◆ Exercise ◆
Output the material below unchanged, apart from leaving out the pictures.

◆ Source records ◆
►

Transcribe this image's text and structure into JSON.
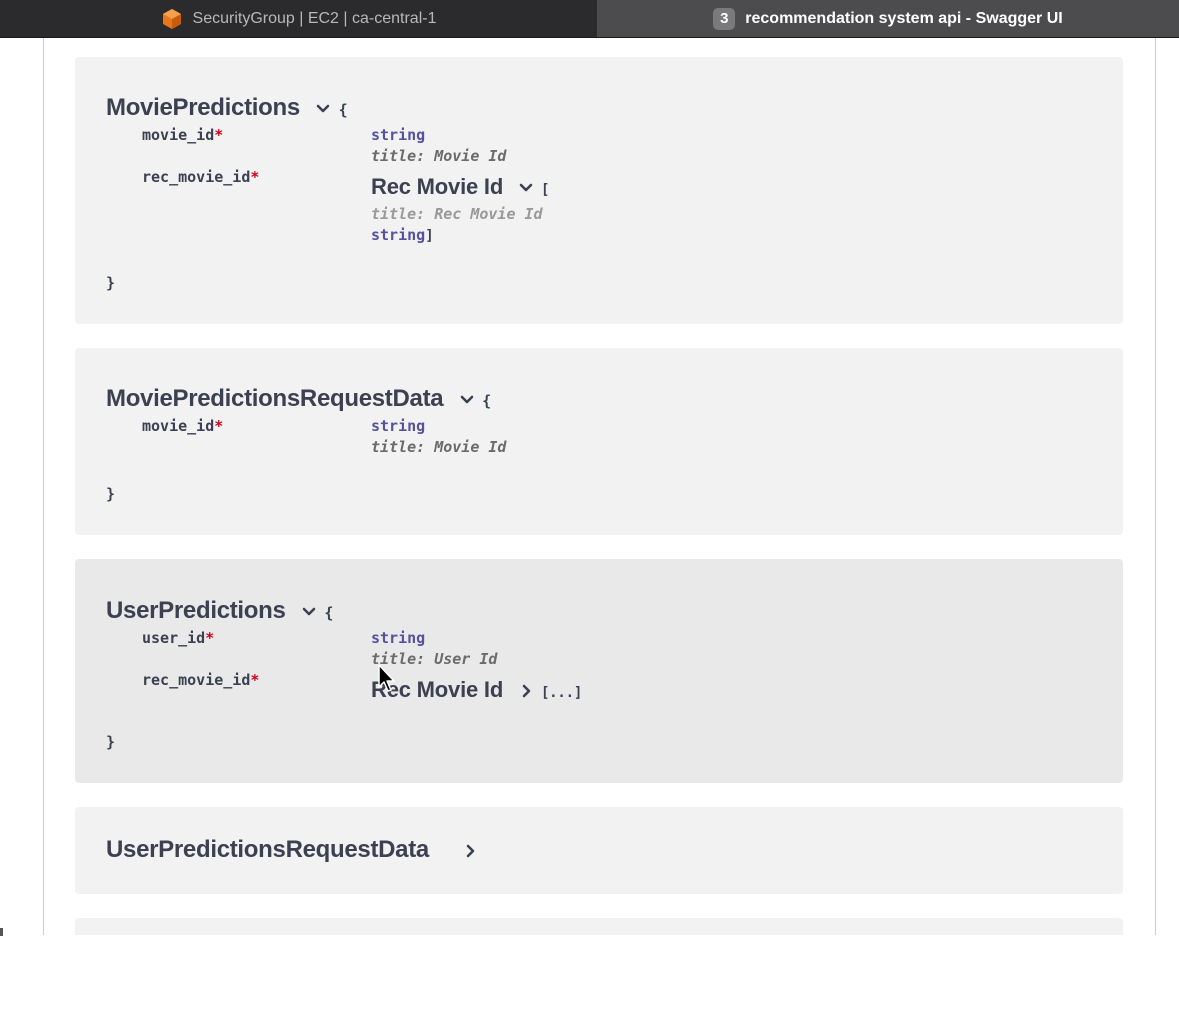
{
  "browser": {
    "tabs": [
      {
        "label": "SecurityGroup | EC2 | ca-central-1",
        "icon": "aws-ec2-cube-icon",
        "active": false
      },
      {
        "label": "recommendation system api - Swagger UI",
        "badge": "3",
        "active": true
      }
    ]
  },
  "schemas": {
    "movie_predictions": {
      "name": "MoviePredictions",
      "open_brace": "{",
      "close_brace": "}",
      "props": [
        {
          "name": "movie_id",
          "required": "*",
          "type": "string",
          "title": "title: Movie Id"
        },
        {
          "name": "rec_movie_id",
          "required": "*",
          "array_title": "Rec Movie Id",
          "open_bracket": "[",
          "item_title": "title: Rec Movie Id",
          "item_type": "string",
          "close_bracket": "]"
        }
      ]
    },
    "movie_predictions_request": {
      "name": "MoviePredictionsRequestData",
      "open_brace": "{",
      "close_brace": "}",
      "props": [
        {
          "name": "movie_id",
          "required": "*",
          "type": "string",
          "title": "title: Movie Id"
        }
      ]
    },
    "user_predictions": {
      "name": "UserPredictions",
      "open_brace": "{",
      "close_brace": "}",
      "props": [
        {
          "name": "user_id",
          "required": "*",
          "type": "string",
          "title": "title: User Id"
        },
        {
          "name": "rec_movie_id",
          "required": "*",
          "array_title": "Rec Movie Id",
          "collapsed": "[...]"
        }
      ]
    },
    "user_predictions_request": {
      "name": "UserPredictionsRequestData"
    }
  },
  "colors": {
    "panel": "#f2f2f2",
    "panel_hover": "#e9e9e9",
    "type": "#55519e",
    "required": "#d0021b",
    "title_text": "#3b4151"
  }
}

◄

◆ The response ◆
Transcribe this image's text and structure into JSON.
{
  "browser": {
    "tabs": [
      {
        "label": "SecurityGroup | EC2 | ca-central-1",
        "icon": "aws-ec2-cube-icon",
        "active": false
      },
      {
        "label": "recommendation system api - Swagger UI",
        "badge": "3",
        "active": true
      }
    ]
  },
  "schemas": {
    "movie_predictions": {
      "name": "MoviePredictions",
      "open_brace": "{",
      "close_brace": "}",
      "props": [
        {
          "name": "movie_id",
          "required": "*",
          "type": "string",
          "title": "title: Movie Id"
        },
        {
          "name": "rec_movie_id",
          "required": "*",
          "array_title": "Rec Movie Id",
          "open_bracket": "[",
          "item_title": "title: Rec Movie Id",
          "item_type": "string",
          "close_bracket": "]"
        }
      ]
    },
    "movie_predictions_request": {
      "name": "MoviePredictionsRequestData",
      "open_brace": "{",
      "close_brace": "}",
      "props": [
        {
          "name": "movie_id",
          "required": "*",
          "type": "string",
          "title": "title: Movie Id"
        }
      ]
    },
    "user_predictions": {
      "name": "UserPredictions",
      "open_brace": "{",
      "close_brace": "}",
      "props": [
        {
          "name": "user_id",
          "required": "*",
          "type": "string",
          "title": "title: User Id"
        },
        {
          "name": "rec_movie_id",
          "required": "*",
          "array_title": "Rec Movie Id",
          "collapsed": "[...]"
        }
      ]
    },
    "user_predictions_request": {
      "name": "UserPredictionsRequestData"
    }
  },
  "colors": {
    "panel": "#f2f2f2",
    "panel_hover": "#e9e9e9",
    "type": "#55519e",
    "required": "#d0021b",
    "title_text": "#3b4151"
  }
}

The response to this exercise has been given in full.